-- SELECTED TEXT --

Hi everyone!
I am training two models end-to-end and want to fuse the last layers of both models using a dot product between tensors.
I have tried concatenation, element-wise addition, and matrix multiplication so far.
But I’m having trouble with the dot product!
Here’s my model, which is a simple MLP with three hidden layers performing concatenation. I’d like to replace the concatenation operation with a dot product.
import torch.nn as nn
class MulticlassClassification(nn.Module):
def __init__(self, num_feature, num_class=3):
super(MulticlassClassification, self).__init__()
self.layer_1 = nn.Linear(num_feature, 500)
self.layer_2 = nn.Linear(500, 500)
self.layer_3 = nn.Linear(500, 256)
self.layer_out = nn.Linear(256, num_class)
self.relu = nn.ReLU()
self.dropout = nn.Dropout(p=0.3)
def forward(self, x):
x = self.layer_1(x)
x = self.relu(x)
x = self.layer_2(x)
x = self.relu(x)
x = self.dropout(x)
x = self.layer_3(x)
x = self.relu(x)
x = self.dropout(x)
x = self.layer_out(x)
return x
model_EHR = MulticlassClassification(3)

-- TASK INSTRUCTIONS --
Rewrite the forum post's paragraph beginning "Here's my model" in one shorter sentence, keeping its main facts. The material that follows is from a separate source, not from the forum post.

-- PROVIDED DATA --
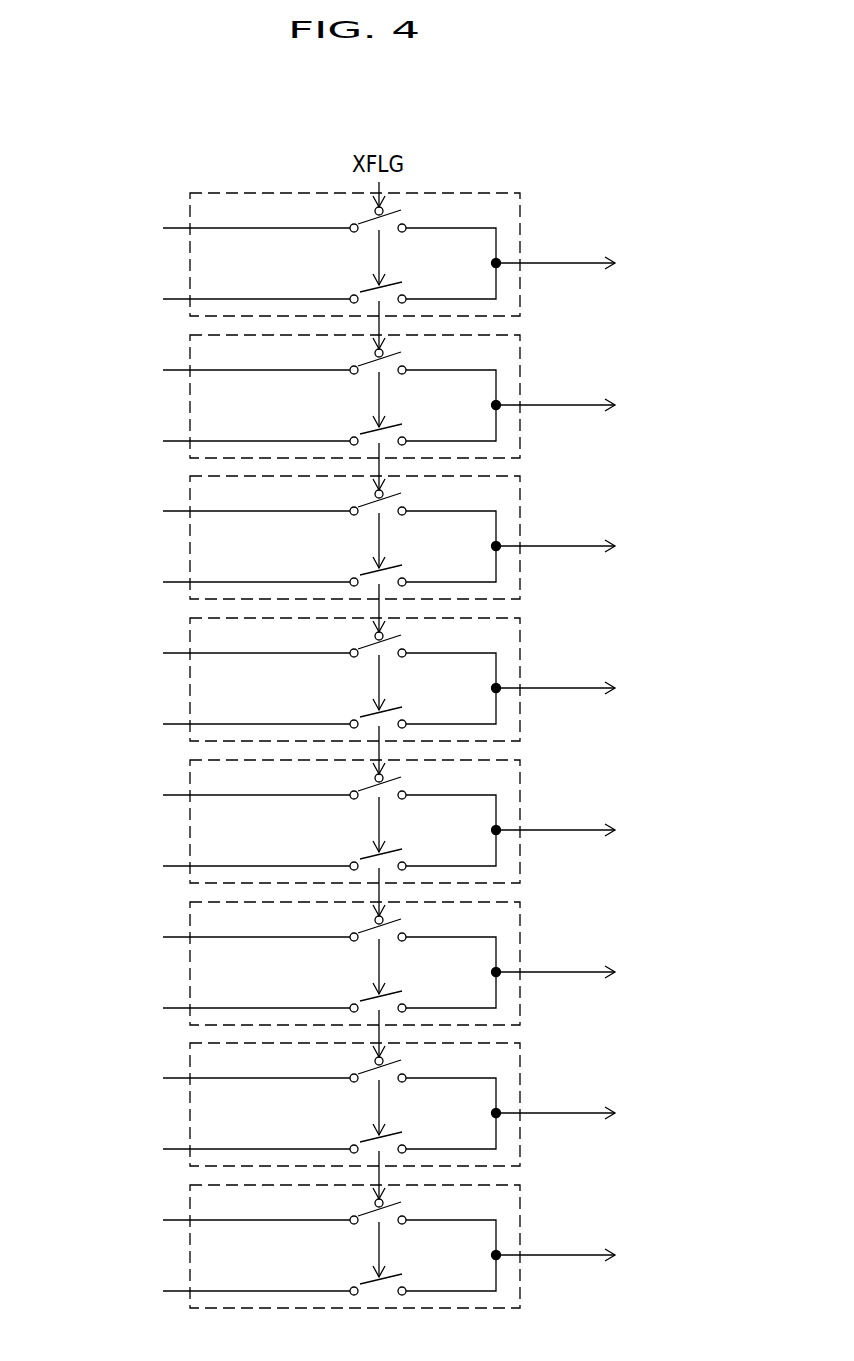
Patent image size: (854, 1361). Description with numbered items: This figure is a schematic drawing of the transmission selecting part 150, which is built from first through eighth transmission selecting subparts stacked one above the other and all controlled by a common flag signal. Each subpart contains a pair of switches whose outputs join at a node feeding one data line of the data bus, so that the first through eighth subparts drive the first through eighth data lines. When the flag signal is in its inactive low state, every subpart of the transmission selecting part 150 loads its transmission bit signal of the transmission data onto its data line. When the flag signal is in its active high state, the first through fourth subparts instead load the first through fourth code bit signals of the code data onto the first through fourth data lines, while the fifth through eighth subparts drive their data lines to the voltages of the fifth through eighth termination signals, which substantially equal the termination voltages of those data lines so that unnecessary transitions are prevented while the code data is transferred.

The transmission selecting part 150 is at (625, 165).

-- SOLVED EXERCISE --
The model is a simple MLP with three hidden layers that performs concatenation, and the goal is to replace that concatenation with a dot product.